> Given instruction
The entries below are to be repeated exactly as they stand.
____ Dataset entries
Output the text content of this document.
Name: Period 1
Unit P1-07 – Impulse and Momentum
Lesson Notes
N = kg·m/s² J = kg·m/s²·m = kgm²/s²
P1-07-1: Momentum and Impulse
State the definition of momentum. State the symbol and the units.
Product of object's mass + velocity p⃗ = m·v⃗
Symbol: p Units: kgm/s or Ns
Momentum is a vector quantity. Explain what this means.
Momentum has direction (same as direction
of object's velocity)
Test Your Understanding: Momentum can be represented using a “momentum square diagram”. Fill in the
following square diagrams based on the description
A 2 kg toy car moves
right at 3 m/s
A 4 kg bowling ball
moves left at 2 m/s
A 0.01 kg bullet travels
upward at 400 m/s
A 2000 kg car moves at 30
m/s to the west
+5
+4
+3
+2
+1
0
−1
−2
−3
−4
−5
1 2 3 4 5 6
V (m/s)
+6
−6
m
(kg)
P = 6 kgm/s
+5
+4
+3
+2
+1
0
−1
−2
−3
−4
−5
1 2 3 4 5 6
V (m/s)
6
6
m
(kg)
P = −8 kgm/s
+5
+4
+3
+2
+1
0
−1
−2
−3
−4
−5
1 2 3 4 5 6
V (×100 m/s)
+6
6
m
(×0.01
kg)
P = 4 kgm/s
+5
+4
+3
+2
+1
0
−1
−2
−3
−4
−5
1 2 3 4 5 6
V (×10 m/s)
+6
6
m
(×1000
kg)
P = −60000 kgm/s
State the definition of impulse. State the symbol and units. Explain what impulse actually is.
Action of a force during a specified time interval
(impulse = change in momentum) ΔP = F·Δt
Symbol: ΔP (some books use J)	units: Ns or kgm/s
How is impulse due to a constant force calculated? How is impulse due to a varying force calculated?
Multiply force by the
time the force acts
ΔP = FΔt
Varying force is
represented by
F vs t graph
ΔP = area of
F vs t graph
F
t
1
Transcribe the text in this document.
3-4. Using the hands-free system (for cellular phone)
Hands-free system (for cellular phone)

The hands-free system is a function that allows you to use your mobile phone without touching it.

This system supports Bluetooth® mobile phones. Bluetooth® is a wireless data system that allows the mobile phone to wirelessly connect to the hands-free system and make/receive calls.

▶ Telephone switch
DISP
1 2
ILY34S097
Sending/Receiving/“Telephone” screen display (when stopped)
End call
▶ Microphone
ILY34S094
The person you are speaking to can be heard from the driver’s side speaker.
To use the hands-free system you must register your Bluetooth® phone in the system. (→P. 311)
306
________
> Full answer
Output the text content of this document.
Name: Period 1
Unit P1-07 – Impulse and Momentum
Lesson Notes
N = kg·m/s² J = kg·m/s²·m = kgm²/s²
P1-07-1: Momentum and Impulse
State the definition of momentum. State the symbol and the units.
Product of object's mass + velocity p⃗ = m·v⃗
Symbol: p Units: kgm/s or Ns
Momentum is a vector quantity. Explain what this means.
Momentum has direction (same as direction
of object's velocity)
Test Your Understanding: Momentum can be represented using a “momentum square diagram”. Fill in the
following square diagrams based on the description
A 2 kg toy car moves
right at 3 m/s
A 4 kg bowling ball
moves left at 2 m/s
A 0.01 kg bullet travels
upward at 400 m/s
A 2000 kg car moves at 30
m/s to the west
+5
+4
+3
+2
+1
0
−1
−2
−3
−4
−5
1 2 3 4 5 6
V (m/s)
+6
−6
m
(kg)
P = 6 kgm/s
+5
+4
+3
+2
+1
0
−1
−2
−3
−4
−5
1 2 3 4 5 6
V (m/s)
6
6
m
(kg)
P = −8 kgm/s
+5
+4
+3
+2
+1
0
−1
−2
−3
−4
−5
1 2 3 4 5 6
V (×100 m/s)
+6
6
m
(×0.01
kg)
P = 4 kgm/s
+5
+4
+3
+2
+1
0
−1
−2
−3
−4
−5
1 2 3 4 5 6
V (×10 m/s)
+6
6
m
(×1000
kg)
P = −60000 kgm/s
State the definition of impulse. State the symbol and units. Explain what impulse actually is.
Action of a force during a specified time interval
(impulse = change in momentum) ΔP = F·Δt
Symbol: ΔP (some books use J)	units: Ns or kgm/s
How is impulse due to a constant force calculated? How is impulse due to a varying force calculated?
Multiply force by the
time the force acts
ΔP = FΔt
Varying force is
represented by
F vs t graph
ΔP = area of
F vs t graph
F
t
1
Transcribe the text in this document.
3-4. Using the hands-free system (for cellular phone)
Hands-free system (for cellular phone)

The hands-free system is a function that allows you to use your mobile phone without touching it.

This system supports Bluetooth® mobile phones. Bluetooth® is a wireless data system that allows the mobile phone to wirelessly connect to the hands-free system and make/receive calls.

▶ Telephone switch
DISP
1 2
ILY34S097
Sending/Receiving/“Telephone” screen display (when stopped)
End call
▶ Microphone
ILY34S094
The person you are speaking to can be heard from the driver’s side speaker.
To use the hands-free system you must register your Bluetooth® phone in the system. (→P. 311)
306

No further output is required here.